The records that follow must be reproduced in full, exactly as written.

— START Data records —

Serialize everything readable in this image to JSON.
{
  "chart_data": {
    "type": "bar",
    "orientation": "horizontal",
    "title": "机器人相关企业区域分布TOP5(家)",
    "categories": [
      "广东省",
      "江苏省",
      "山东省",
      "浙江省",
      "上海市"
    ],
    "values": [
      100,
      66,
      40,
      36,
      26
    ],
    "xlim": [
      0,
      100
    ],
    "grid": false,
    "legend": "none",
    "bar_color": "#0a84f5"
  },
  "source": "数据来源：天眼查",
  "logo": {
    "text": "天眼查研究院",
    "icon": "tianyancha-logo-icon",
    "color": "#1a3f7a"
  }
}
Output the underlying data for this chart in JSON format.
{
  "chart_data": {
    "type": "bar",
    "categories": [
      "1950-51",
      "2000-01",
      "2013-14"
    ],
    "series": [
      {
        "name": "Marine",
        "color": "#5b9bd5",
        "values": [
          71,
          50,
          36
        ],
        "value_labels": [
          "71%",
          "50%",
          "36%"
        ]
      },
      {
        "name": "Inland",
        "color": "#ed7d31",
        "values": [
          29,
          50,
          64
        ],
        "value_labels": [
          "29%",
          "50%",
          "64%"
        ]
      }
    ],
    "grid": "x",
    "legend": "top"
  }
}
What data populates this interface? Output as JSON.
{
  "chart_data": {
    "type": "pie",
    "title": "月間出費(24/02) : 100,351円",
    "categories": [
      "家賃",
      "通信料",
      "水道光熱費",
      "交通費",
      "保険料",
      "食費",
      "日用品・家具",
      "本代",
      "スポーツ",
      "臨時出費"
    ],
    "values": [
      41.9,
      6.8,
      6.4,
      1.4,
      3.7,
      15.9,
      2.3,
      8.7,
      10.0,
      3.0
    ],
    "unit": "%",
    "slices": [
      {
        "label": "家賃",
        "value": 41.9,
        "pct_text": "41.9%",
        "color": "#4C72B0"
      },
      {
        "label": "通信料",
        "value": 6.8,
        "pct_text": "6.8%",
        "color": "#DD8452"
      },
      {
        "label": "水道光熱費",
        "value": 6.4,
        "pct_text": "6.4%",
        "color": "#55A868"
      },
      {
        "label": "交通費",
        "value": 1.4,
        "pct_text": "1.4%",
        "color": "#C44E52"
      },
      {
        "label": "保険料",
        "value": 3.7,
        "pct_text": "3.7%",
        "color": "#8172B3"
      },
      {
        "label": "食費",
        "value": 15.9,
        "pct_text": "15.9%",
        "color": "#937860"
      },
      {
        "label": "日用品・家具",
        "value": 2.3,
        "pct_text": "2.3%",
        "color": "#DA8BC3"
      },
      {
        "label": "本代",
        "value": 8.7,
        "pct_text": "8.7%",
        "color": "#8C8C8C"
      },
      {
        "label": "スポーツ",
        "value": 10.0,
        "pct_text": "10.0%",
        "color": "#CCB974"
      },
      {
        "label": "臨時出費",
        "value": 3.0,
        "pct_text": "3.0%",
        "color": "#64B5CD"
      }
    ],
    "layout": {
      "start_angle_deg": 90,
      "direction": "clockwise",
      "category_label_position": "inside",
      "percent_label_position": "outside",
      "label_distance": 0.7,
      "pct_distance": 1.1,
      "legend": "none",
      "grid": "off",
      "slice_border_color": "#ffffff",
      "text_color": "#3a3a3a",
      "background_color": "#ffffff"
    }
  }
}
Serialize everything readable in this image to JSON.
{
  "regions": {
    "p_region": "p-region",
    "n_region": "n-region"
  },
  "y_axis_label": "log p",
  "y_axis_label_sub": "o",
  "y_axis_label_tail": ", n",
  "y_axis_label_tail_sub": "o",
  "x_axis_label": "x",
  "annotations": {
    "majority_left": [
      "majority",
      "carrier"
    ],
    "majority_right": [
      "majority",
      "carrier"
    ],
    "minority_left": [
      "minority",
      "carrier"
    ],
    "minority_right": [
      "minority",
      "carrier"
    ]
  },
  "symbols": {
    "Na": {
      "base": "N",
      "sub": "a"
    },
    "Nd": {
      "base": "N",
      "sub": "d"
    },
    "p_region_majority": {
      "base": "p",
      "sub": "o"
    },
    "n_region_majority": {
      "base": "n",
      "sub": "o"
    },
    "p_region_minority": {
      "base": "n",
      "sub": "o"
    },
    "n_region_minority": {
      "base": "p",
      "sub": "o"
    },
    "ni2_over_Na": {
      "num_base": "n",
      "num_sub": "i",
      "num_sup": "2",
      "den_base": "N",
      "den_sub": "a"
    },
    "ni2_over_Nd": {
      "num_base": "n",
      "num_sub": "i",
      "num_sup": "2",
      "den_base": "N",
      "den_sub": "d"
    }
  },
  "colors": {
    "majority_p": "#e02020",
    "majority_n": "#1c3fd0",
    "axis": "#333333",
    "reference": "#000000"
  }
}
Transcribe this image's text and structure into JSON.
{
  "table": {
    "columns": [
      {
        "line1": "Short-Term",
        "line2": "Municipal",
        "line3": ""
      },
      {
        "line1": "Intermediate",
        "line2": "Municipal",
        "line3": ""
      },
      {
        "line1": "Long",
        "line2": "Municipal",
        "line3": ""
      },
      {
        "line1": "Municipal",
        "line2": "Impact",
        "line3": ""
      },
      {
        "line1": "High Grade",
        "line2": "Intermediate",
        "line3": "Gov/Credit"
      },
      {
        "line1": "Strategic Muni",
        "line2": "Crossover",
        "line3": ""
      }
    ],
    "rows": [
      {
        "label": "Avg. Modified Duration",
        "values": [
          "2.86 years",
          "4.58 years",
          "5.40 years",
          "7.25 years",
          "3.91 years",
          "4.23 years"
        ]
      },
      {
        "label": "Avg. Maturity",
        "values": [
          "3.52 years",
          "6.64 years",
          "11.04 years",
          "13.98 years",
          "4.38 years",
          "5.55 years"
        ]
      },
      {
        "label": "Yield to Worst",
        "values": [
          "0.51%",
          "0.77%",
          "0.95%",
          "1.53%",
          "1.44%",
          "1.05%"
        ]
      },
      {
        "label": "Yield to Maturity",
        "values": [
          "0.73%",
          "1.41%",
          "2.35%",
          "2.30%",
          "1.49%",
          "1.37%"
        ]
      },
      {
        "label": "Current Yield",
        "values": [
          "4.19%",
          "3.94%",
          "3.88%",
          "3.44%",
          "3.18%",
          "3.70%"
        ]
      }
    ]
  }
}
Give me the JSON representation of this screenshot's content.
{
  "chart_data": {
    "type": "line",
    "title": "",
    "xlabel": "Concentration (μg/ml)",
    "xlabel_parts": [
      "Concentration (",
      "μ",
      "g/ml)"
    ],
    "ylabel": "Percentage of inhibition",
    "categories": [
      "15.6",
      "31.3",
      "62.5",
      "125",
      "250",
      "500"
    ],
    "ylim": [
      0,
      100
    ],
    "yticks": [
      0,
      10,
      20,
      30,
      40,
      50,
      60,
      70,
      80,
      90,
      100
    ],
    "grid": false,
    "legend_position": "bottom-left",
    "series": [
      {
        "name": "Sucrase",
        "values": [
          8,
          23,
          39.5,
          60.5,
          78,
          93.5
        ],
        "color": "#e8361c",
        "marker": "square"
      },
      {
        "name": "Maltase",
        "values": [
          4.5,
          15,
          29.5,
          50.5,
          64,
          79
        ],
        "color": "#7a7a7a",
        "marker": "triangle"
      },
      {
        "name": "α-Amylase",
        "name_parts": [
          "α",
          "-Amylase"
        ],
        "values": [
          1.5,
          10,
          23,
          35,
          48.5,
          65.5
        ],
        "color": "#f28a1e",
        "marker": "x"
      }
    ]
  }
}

— END Data records —

** Correct answer **
Serialize everything readable in this image to JSON.
{
  "chart_data": {
    "type": "bar",
    "orientation": "horizontal",
    "title": "机器人相关企业区域分布TOP5(家)",
    "categories": [
      "广东省",
      "江苏省",
      "山东省",
      "浙江省",
      "上海市"
    ],
    "values": [
      100,
      66,
      40,
      36,
      26
    ],
    "xlim": [
      0,
      100
    ],
    "grid": false,
    "legend": "none",
    "bar_color": "#0a84f5"
  },
  "source": "数据来源：天眼查",
  "logo": {
    "text": "天眼查研究院",
    "icon": "tianyancha-logo-icon",
    "color": "#1a3f7a"
  }
}
Output the underlying data for this chart in JSON format.
{
  "chart_data": {
    "type": "bar",
    "categories": [
      "1950-51",
      "2000-01",
      "2013-14"
    ],
    "series": [
      {
        "name": "Marine",
        "color": "#5b9bd5",
        "values": [
          71,
          50,
          36
        ],
        "value_labels": [
          "71%",
          "50%",
          "36%"
        ]
      },
      {
        "name": "Inland",
        "color": "#ed7d31",
        "values": [
          29,
          50,
          64
        ],
        "value_labels": [
          "29%",
          "50%",
          "64%"
        ]
      }
    ],
    "grid": "x",
    "legend": "top"
  }
}
What data populates this interface? Output as JSON.
{
  "chart_data": {
    "type": "pie",
    "title": "月間出費(24/02) : 100,351円",
    "categories": [
      "家賃",
      "通信料",
      "水道光熱費",
      "交通費",
      "保険料",
      "食費",
      "日用品・家具",
      "本代",
      "スポーツ",
      "臨時出費"
    ],
    "values": [
      41.9,
      6.8,
      6.4,
      1.4,
      3.7,
      15.9,
      2.3,
      8.7,
      10.0,
      3.0
    ],
    "unit": "%",
    "slices": [
      {
        "label": "家賃",
        "value": 41.9,
        "pct_text": "41.9%",
        "color": "#4C72B0"
      },
      {
        "label": "通信料",
        "value": 6.8,
        "pct_text": "6.8%",
        "color": "#DD8452"
      },
      {
        "label": "水道光熱費",
        "value": 6.4,
        "pct_text": "6.4%",
        "color": "#55A868"
      },
      {
        "label": "交通費",
        "value": 1.4,
        "pct_text": "1.4%",
        "color": "#C44E52"
      },
      {
        "label": "保険料",
        "value": 3.7,
        "pct_text": "3.7%",
        "color": "#8172B3"
      },
      {
        "label": "食費",
        "value": 15.9,
        "pct_text": "15.9%",
        "color": "#937860"
      },
      {
        "label": "日用品・家具",
        "value": 2.3,
        "pct_text": "2.3%",
        "color": "#DA8BC3"
      },
      {
        "label": "本代",
        "value": 8.7,
        "pct_text": "8.7%",
        "color": "#8C8C8C"
      },
      {
        "label": "スポーツ",
        "value": 10.0,
        "pct_text": "10.0%",
        "color": "#CCB974"
      },
      {
        "label": "臨時出費",
        "value": 3.0,
        "pct_text": "3.0%",
        "color": "#64B5CD"
      }
    ],
    "layout": {
      "start_angle_deg": 90,
      "direction": "clockwise",
      "category_label_position": "inside",
      "percent_label_position": "outside",
      "label_distance": 0.7,
      "pct_distance": 1.1,
      "legend": "none",
      "grid": "off",
      "slice_border_color": "#ffffff",
      "text_color": "#3a3a3a",
      "background_color": "#ffffff"
    }
  }
}
Serialize everything readable in this image to JSON.
{
  "regions": {
    "p_region": "p-region",
    "n_region": "n-region"
  },
  "y_axis_label": "log p",
  "y_axis_label_sub": "o",
  "y_axis_label_tail": ", n",
  "y_axis_label_tail_sub": "o",
  "x_axis_label": "x",
  "annotations": {
    "majority_left": [
      "majority",
      "carrier"
    ],
    "majority_right": [
      "majority",
      "carrier"
    ],
    "minority_left": [
      "minority",
      "carrier"
    ],
    "minority_right": [
      "minority",
      "carrier"
    ]
  },
  "symbols": {
    "Na": {
      "base": "N",
      "sub": "a"
    },
    "Nd": {
      "base": "N",
      "sub": "d"
    },
    "p_region_majority": {
      "base": "p",
      "sub": "o"
    },
    "n_region_majority": {
      "base": "n",
      "sub": "o"
    },
    "p_region_minority": {
      "base": "n",
      "sub": "o"
    },
    "n_region_minority": {
      "base": "p",
      "sub": "o"
    },
    "ni2_over_Na": {
      "num_base": "n",
      "num_sub": "i",
      "num_sup": "2",
      "den_base": "N",
      "den_sub": "a"
    },
    "ni2_over_Nd": {
      "num_base": "n",
      "num_sub": "i",
      "num_sup": "2",
      "den_base": "N",
      "den_sub": "d"
    }
  },
  "colors": {
    "majority_p": "#e02020",
    "majority_n": "#1c3fd0",
    "axis": "#333333",
    "reference": "#000000"
  }
}
Transcribe this image's text and structure into JSON.
{
  "table": {
    "columns": [
      {
        "line1": "Short-Term",
        "line2": "Municipal",
        "line3": ""
      },
      {
        "line1": "Intermediate",
        "line2": "Municipal",
        "line3": ""
      },
      {
        "line1": "Long",
        "line2": "Municipal",
        "line3": ""
      },
      {
        "line1": "Municipal",
        "line2": "Impact",
        "line3": ""
      },
      {
        "line1": "High Grade",
        "line2": "Intermediate",
        "line3": "Gov/Credit"
      },
      {
        "line1": "Strategic Muni",
        "line2": "Crossover",
        "line3": ""
      }
    ],
    "rows": [
      {
        "label": "Avg. Modified Duration",
        "values": [
          "2.86 years",
          "4.58 years",
          "5.40 years",
          "7.25 years",
          "3.91 years",
          "4.23 years"
        ]
      },
      {
        "label": "Avg. Maturity",
        "values": [
          "3.52 years",
          "6.64 years",
          "11.04 years",
          "13.98 years",
          "4.38 years",
          "5.55 years"
        ]
      },
      {
        "label": "Yield to Worst",
        "values": [
          "0.51%",
          "0.77%",
          "0.95%",
          "1.53%",
          "1.44%",
          "1.05%"
        ]
      },
      {
        "label": "Yield to Maturity",
        "values": [
          "0.73%",
          "1.41%",
          "2.35%",
          "2.30%",
          "1.49%",
          "1.37%"
        ]
      },
      {
        "label": "Current Yield",
        "values": [
          "4.19%",
          "3.94%",
          "3.88%",
          "3.44%",
          "3.18%",
          "3.70%"
        ]
      }
    ]
  }
}
Give me the JSON representation of this screenshot's content.
{
  "chart_data": {
    "type": "line",
    "title": "",
    "xlabel": "Concentration (μg/ml)",
    "xlabel_parts": [
      "Concentration (",
      "μ",
      "g/ml)"
    ],
    "ylabel": "Percentage of inhibition",
    "categories": [
      "15.6",
      "31.3",
      "62.5",
      "125",
      "250",
      "500"
    ],
    "ylim": [
      0,
      100
    ],
    "yticks": [
      0,
      10,
      20,
      30,
      40,
      50,
      60,
      70,
      80,
      90,
      100
    ],
    "grid": false,
    "legend_position": "bottom-left",
    "series": [
      {
        "name": "Sucrase",
        "values": [
          8,
          23,
          39.5,
          60.5,
          78,
          93.5
        ],
        "color": "#e8361c",
        "marker": "square"
      },
      {
        "name": "Maltase",
        "values": [
          4.5,
          15,
          29.5,
          50.5,
          64,
          79
        ],
        "color": "#7a7a7a",
        "marker": "triangle"
      },
      {
        "name": "α-Amylase",
        "name_parts": [
          "α",
          "-Amylase"
        ],
        "values": [
          1.5,
          10,
          23,
          35,
          48.5,
          65.5
        ],
        "color": "#f28a1e",
        "marker": "x"
      }
    ]
  }
}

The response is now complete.